PROBLEM DESCRIPTION: Print the data exactly as it is given, please.

MATERIAL TO PROCESS:
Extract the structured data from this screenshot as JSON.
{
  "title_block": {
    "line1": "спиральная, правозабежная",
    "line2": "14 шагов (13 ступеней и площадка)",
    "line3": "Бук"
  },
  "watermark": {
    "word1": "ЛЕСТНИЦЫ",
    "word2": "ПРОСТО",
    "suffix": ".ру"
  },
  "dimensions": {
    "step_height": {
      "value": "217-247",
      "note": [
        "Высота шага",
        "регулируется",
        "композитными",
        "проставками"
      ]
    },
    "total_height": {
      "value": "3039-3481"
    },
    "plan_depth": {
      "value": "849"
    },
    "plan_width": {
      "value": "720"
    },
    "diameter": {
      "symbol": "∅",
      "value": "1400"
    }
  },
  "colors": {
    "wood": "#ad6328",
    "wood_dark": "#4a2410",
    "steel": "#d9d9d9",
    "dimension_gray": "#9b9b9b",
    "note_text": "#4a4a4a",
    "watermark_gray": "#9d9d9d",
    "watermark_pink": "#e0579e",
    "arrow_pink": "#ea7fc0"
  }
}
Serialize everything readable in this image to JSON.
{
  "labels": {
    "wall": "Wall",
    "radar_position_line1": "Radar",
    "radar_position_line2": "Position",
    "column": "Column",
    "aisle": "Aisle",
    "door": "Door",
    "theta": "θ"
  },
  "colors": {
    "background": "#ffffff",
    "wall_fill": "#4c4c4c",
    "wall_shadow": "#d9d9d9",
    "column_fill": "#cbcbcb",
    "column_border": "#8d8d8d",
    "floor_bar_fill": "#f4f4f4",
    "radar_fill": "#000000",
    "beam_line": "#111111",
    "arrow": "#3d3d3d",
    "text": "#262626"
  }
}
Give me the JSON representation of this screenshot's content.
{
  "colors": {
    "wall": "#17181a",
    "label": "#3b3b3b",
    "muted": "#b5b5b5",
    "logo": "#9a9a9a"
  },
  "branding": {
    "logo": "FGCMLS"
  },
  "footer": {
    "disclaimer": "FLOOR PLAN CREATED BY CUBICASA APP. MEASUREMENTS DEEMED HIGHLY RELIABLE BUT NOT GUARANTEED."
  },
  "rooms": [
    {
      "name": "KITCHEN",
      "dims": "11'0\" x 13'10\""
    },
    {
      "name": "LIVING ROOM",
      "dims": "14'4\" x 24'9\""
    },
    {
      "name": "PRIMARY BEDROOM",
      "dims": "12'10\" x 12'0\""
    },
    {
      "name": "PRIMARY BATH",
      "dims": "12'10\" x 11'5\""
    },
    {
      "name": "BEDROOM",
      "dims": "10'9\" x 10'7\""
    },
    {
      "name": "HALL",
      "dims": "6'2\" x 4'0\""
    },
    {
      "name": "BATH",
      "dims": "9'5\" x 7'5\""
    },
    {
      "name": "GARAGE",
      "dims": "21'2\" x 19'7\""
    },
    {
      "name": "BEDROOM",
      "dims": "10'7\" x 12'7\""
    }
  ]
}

RESULT:
Extract the structured data from this screenshot as JSON.
{
  "title_block": {
    "line1": "спиральная, правозабежная",
    "line2": "14 шагов (13 ступеней и площадка)",
    "line3": "Бук"
  },
  "watermark": {
    "word1": "ЛЕСТНИЦЫ",
    "word2": "ПРОСТО",
    "suffix": ".ру"
  },
  "dimensions": {
    "step_height": {
      "value": "217-247",
      "note": [
        "Высота шага",
        "регулируется",
        "композитными",
        "проставками"
      ]
    },
    "total_height": {
      "value": "3039-3481"
    },
    "plan_depth": {
      "value": "849"
    },
    "plan_width": {
      "value": "720"
    },
    "diameter": {
      "symbol": "∅",
      "value": "1400"
    }
  },
  "colors": {
    "wood": "#ad6328",
    "wood_dark": "#4a2410",
    "steel": "#d9d9d9",
    "dimension_gray": "#9b9b9b",
    "note_text": "#4a4a4a",
    "watermark_gray": "#9d9d9d",
    "watermark_pink": "#e0579e",
    "arrow_pink": "#ea7fc0"
  }
}
Serialize everything readable in this image to JSON.
{
  "labels": {
    "wall": "Wall",
    "radar_position_line1": "Radar",
    "radar_position_line2": "Position",
    "column": "Column",
    "aisle": "Aisle",
    "door": "Door",
    "theta": "θ"
  },
  "colors": {
    "background": "#ffffff",
    "wall_fill": "#4c4c4c",
    "wall_shadow": "#d9d9d9",
    "column_fill": "#cbcbcb",
    "column_border": "#8d8d8d",
    "floor_bar_fill": "#f4f4f4",
    "radar_fill": "#000000",
    "beam_line": "#111111",
    "arrow": "#3d3d3d",
    "text": "#262626"
  }
}
Give me the JSON representation of this screenshot's content.
{
  "colors": {
    "wall": "#17181a",
    "label": "#3b3b3b",
    "muted": "#b5b5b5",
    "logo": "#9a9a9a"
  },
  "branding": {
    "logo": "FGCMLS"
  },
  "footer": {
    "disclaimer": "FLOOR PLAN CREATED BY CUBICASA APP. MEASUREMENTS DEEMED HIGHLY RELIABLE BUT NOT GUARANTEED."
  },
  "rooms": [
    {
      "name": "KITCHEN",
      "dims": "11'0\" x 13'10\""
    },
    {
      "name": "LIVING ROOM",
      "dims": "14'4\" x 24'9\""
    },
    {
      "name": "PRIMARY BEDROOM",
      "dims": "12'10\" x 12'0\""
    },
    {
      "name": "PRIMARY BATH",
      "dims": "12'10\" x 11'5\""
    },
    {
      "name": "BEDROOM",
      "dims": "10'9\" x 10'7\""
    },
    {
      "name": "HALL",
      "dims": "6'2\" x 4'0\""
    },
    {
      "name": "BATH",
      "dims": "9'5\" x 7'5\""
    },
    {
      "name": "GARAGE",
      "dims": "21'2\" x 19'7\""
    },
    {
      "name": "BEDROOM",
      "dims": "10'7\" x 12'7\""
    }
  ]
}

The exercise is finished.